[Start of Stored rows]
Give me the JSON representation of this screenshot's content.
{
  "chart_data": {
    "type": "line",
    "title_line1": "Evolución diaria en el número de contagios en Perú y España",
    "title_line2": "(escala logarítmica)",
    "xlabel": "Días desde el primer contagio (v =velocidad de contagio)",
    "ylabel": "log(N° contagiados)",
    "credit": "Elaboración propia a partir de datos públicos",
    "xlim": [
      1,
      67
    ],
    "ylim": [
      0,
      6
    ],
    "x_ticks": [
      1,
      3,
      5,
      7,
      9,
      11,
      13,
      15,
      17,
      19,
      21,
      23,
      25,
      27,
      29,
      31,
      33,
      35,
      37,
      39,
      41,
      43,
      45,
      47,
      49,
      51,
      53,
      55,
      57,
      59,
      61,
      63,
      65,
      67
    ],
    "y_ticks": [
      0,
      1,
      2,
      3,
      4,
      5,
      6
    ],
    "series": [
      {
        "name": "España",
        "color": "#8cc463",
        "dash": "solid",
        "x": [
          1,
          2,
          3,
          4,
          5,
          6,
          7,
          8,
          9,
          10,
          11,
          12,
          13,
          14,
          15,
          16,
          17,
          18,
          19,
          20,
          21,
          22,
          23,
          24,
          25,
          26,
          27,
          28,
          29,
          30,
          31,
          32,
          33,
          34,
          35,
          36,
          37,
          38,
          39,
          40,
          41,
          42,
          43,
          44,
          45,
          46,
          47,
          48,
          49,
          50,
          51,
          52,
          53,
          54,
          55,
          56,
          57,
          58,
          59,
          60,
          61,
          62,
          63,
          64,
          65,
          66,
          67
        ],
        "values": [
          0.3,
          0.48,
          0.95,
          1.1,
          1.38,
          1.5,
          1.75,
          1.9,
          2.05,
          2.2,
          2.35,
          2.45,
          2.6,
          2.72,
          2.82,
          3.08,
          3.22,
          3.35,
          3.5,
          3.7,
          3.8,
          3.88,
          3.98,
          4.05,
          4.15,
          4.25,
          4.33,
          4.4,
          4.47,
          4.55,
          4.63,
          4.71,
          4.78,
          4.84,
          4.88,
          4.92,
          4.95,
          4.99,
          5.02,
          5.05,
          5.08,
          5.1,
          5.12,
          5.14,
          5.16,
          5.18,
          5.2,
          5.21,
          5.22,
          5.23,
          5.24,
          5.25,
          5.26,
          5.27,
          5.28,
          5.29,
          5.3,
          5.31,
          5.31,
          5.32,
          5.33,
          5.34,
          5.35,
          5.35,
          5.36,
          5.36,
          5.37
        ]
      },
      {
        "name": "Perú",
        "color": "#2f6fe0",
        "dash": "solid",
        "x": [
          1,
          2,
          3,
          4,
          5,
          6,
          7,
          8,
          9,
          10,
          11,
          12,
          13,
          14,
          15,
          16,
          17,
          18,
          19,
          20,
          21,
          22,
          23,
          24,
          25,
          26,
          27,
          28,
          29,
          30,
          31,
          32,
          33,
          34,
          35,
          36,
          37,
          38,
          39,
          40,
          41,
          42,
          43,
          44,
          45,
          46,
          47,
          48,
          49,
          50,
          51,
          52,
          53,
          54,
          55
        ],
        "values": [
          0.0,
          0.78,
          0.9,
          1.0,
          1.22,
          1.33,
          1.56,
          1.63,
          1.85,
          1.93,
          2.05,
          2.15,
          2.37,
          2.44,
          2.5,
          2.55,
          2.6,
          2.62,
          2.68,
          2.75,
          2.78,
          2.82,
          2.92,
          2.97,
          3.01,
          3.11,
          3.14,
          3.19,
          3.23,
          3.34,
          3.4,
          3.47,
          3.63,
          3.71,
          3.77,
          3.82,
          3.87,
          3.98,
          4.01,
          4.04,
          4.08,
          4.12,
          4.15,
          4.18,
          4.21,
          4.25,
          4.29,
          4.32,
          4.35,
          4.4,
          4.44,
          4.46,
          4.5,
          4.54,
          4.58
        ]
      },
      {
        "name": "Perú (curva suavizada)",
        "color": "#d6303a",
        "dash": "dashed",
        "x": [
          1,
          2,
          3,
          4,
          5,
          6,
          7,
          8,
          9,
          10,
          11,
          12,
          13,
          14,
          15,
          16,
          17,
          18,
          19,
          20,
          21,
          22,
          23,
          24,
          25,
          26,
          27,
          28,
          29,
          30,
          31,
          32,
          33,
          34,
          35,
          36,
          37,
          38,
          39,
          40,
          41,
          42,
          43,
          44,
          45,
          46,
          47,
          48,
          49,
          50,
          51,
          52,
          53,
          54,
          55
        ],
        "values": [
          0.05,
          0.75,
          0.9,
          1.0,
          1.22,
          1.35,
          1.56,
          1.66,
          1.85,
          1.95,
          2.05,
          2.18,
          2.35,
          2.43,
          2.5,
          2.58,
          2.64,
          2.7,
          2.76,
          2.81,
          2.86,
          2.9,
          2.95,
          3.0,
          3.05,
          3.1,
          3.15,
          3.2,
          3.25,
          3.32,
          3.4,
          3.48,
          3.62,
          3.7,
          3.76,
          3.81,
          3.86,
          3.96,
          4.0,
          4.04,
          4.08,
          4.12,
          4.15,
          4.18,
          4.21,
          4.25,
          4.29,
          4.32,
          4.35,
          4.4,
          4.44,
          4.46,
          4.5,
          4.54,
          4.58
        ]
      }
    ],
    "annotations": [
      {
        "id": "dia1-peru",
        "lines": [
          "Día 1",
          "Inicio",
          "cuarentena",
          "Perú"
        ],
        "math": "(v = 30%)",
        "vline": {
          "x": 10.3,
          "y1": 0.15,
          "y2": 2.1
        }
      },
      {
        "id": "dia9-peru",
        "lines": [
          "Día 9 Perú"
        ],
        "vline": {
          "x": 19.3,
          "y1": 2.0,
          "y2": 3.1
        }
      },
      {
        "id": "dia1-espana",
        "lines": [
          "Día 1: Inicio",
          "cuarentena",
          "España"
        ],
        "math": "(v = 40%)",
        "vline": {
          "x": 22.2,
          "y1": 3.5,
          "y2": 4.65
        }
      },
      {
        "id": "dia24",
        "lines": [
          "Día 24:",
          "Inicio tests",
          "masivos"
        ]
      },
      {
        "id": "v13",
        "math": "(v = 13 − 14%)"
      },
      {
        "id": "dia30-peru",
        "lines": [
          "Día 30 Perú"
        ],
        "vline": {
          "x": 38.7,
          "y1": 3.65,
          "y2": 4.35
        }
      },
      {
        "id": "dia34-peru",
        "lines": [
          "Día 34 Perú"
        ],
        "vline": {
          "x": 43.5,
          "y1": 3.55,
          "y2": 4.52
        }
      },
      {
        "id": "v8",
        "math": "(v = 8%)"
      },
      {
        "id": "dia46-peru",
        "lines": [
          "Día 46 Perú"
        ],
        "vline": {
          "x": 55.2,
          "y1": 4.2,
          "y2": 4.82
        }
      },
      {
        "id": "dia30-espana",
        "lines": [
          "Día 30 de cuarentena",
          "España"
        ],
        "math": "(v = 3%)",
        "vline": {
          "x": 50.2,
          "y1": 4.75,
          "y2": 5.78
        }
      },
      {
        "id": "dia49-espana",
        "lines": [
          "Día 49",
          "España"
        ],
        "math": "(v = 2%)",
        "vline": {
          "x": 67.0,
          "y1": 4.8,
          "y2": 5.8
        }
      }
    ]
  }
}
[End of Stored rows]
Exactly as written above, please repeat the entries.

Give me the JSON representation of this screenshot's content.
{
  "chart_data": {
    "type": "line",
    "title_line1": "Evolución diaria en el número de contagios en Perú y España",
    "title_line2": "(escala logarítmica)",
    "xlabel": "Días desde el primer contagio (v =velocidad de contagio)",
    "ylabel": "log(N° contagiados)",
    "credit": "Elaboración propia a partir de datos públicos",
    "xlim": [
      1,
      67
    ],
    "ylim": [
      0,
      6
    ],
    "x_ticks": [
      1,
      3,
      5,
      7,
      9,
      11,
      13,
      15,
      17,
      19,
      21,
      23,
      25,
      27,
      29,
      31,
      33,
      35,
      37,
      39,
      41,
      43,
      45,
      47,
      49,
      51,
      53,
      55,
      57,
      59,
      61,
      63,
      65,
      67
    ],
    "y_ticks": [
      0,
      1,
      2,
      3,
      4,
      5,
      6
    ],
    "series": [
      {
        "name": "España",
        "color": "#8cc463",
        "dash": "solid",
        "x": [
          1,
          2,
          3,
          4,
          5,
          6,
          7,
          8,
          9,
          10,
          11,
          12,
          13,
          14,
          15,
          16,
          17,
          18,
          19,
          20,
          21,
          22,
          23,
          24,
          25,
          26,
          27,
          28,
          29,
          30,
          31,
          32,
          33,
          34,
          35,
          36,
          37,
          38,
          39,
          40,
          41,
          42,
          43,
          44,
          45,
          46,
          47,
          48,
          49,
          50,
          51,
          52,
          53,
          54,
          55,
          56,
          57,
          58,
          59,
          60,
          61,
          62,
          63,
          64,
          65,
          66,
          67
        ],
        "values": [
          0.3,
          0.48,
          0.95,
          1.1,
          1.38,
          1.5,
          1.75,
          1.9,
          2.05,
          2.2,
          2.35,
          2.45,
          2.6,
          2.72,
          2.82,
          3.08,
          3.22,
          3.35,
          3.5,
          3.7,
          3.8,
          3.88,
          3.98,
          4.05,
          4.15,
          4.25,
          4.33,
          4.4,
          4.47,
          4.55,
          4.63,
          4.71,
          4.78,
          4.84,
          4.88,
          4.92,
          4.95,
          4.99,
          5.02,
          5.05,
          5.08,
          5.1,
          5.12,
          5.14,
          5.16,
          5.18,
          5.2,
          5.21,
          5.22,
          5.23,
          5.24,
          5.25,
          5.26,
          5.27,
          5.28,
          5.29,
          5.3,
          5.31,
          5.31,
          5.32,
          5.33,
          5.34,
          5.35,
          5.35,
          5.36,
          5.36,
          5.37
        ]
      },
      {
        "name": "Perú",
        "color": "#2f6fe0",
        "dash": "solid",
        "x": [
          1,
          2,
          3,
          4,
          5,
          6,
          7,
          8,
          9,
          10,
          11,
          12,
          13,
          14,
          15,
          16,
          17,
          18,
          19,
          20,
          21,
          22,
          23,
          24,
          25,
          26,
          27,
          28,
          29,
          30,
          31,
          32,
          33,
          34,
          35,
          36,
          37,
          38,
          39,
          40,
          41,
          42,
          43,
          44,
          45,
          46,
          47,
          48,
          49,
          50,
          51,
          52,
          53,
          54,
          55
        ],
        "values": [
          0.0,
          0.78,
          0.9,
          1.0,
          1.22,
          1.33,
          1.56,
          1.63,
          1.85,
          1.93,
          2.05,
          2.15,
          2.37,
          2.44,
          2.5,
          2.55,
          2.6,
          2.62,
          2.68,
          2.75,
          2.78,
          2.82,
          2.92,
          2.97,
          3.01,
          3.11,
          3.14,
          3.19,
          3.23,
          3.34,
          3.4,
          3.47,
          3.63,
          3.71,
          3.77,
          3.82,
          3.87,
          3.98,
          4.01,
          4.04,
          4.08,
          4.12,
          4.15,
          4.18,
          4.21,
          4.25,
          4.29,
          4.32,
          4.35,
          4.4,
          4.44,
          4.46,
          4.5,
          4.54,
          4.58
        ]
      },
      {
        "name": "Perú (curva suavizada)",
        "color": "#d6303a",
        "dash": "dashed",
        "x": [
          1,
          2,
          3,
          4,
          5,
          6,
          7,
          8,
          9,
          10,
          11,
          12,
          13,
          14,
          15,
          16,
          17,
          18,
          19,
          20,
          21,
          22,
          23,
          24,
          25,
          26,
          27,
          28,
          29,
          30,
          31,
          32,
          33,
          34,
          35,
          36,
          37,
          38,
          39,
          40,
          41,
          42,
          43,
          44,
          45,
          46,
          47,
          48,
          49,
          50,
          51,
          52,
          53,
          54,
          55
        ],
        "values": [
          0.05,
          0.75,
          0.9,
          1.0,
          1.22,
          1.35,
          1.56,
          1.66,
          1.85,
          1.95,
          2.05,
          2.18,
          2.35,
          2.43,
          2.5,
          2.58,
          2.64,
          2.7,
          2.76,
          2.81,
          2.86,
          2.9,
          2.95,
          3.0,
          3.05,
          3.1,
          3.15,
          3.2,
          3.25,
          3.32,
          3.4,
          3.48,
          3.62,
          3.7,
          3.76,
          3.81,
          3.86,
          3.96,
          4.0,
          4.04,
          4.08,
          4.12,
          4.15,
          4.18,
          4.21,
          4.25,
          4.29,
          4.32,
          4.35,
          4.4,
          4.44,
          4.46,
          4.5,
          4.54,
          4.58
        ]
      }
    ],
    "annotations": [
      {
        "id": "dia1-peru",
        "lines": [
          "Día 1",
          "Inicio",
          "cuarentena",
          "Perú"
        ],
        "math": "(v = 30%)",
        "vline": {
          "x": 10.3,
          "y1": 0.15,
          "y2": 2.1
        }
      },
      {
        "id": "dia9-peru",
        "lines": [
          "Día 9 Perú"
        ],
        "vline": {
          "x": 19.3,
          "y1": 2.0,
          "y2": 3.1
        }
      },
      {
        "id": "dia1-espana",
        "lines": [
          "Día 1: Inicio",
          "cuarentena",
          "España"
        ],
        "math": "(v = 40%)",
        "vline": {
          "x": 22.2,
          "y1": 3.5,
          "y2": 4.65
        }
      },
      {
        "id": "dia24",
        "lines": [
          "Día 24:",
          "Inicio tests",
          "masivos"
        ]
      },
      {
        "id": "v13",
        "math": "(v = 13 − 14%)"
      },
      {
        "id": "dia30-peru",
        "lines": [
          "Día 30 Perú"
        ],
        "vline": {
          "x": 38.7,
          "y1": 3.65,
          "y2": 4.35
        }
      },
      {
        "id": "dia34-peru",
        "lines": [
          "Día 34 Perú"
        ],
        "vline": {
          "x": 43.5,
          "y1": 3.55,
          "y2": 4.52
        }
      },
      {
        "id": "v8",
        "math": "(v = 8%)"
      },
      {
        "id": "dia46-peru",
        "lines": [
          "Día 46 Perú"
        ],
        "vline": {
          "x": 55.2,
          "y1": 4.2,
          "y2": 4.82
        }
      },
      {
        "id": "dia30-espana",
        "lines": [
          "Día 30 de cuarentena",
          "España"
        ],
        "math": "(v = 3%)",
        "vline": {
          "x": 50.2,
          "y1": 4.75,
          "y2": 5.78
        }
      },
      {
        "id": "dia49-espana",
        "lines": [
          "Día 49",
          "España"
        ],
        "math": "(v = 2%)",
        "vline": {
          "x": 67.0,
          "y1": 4.8,
          "y2": 5.8
        }
      }
    ]
  }
}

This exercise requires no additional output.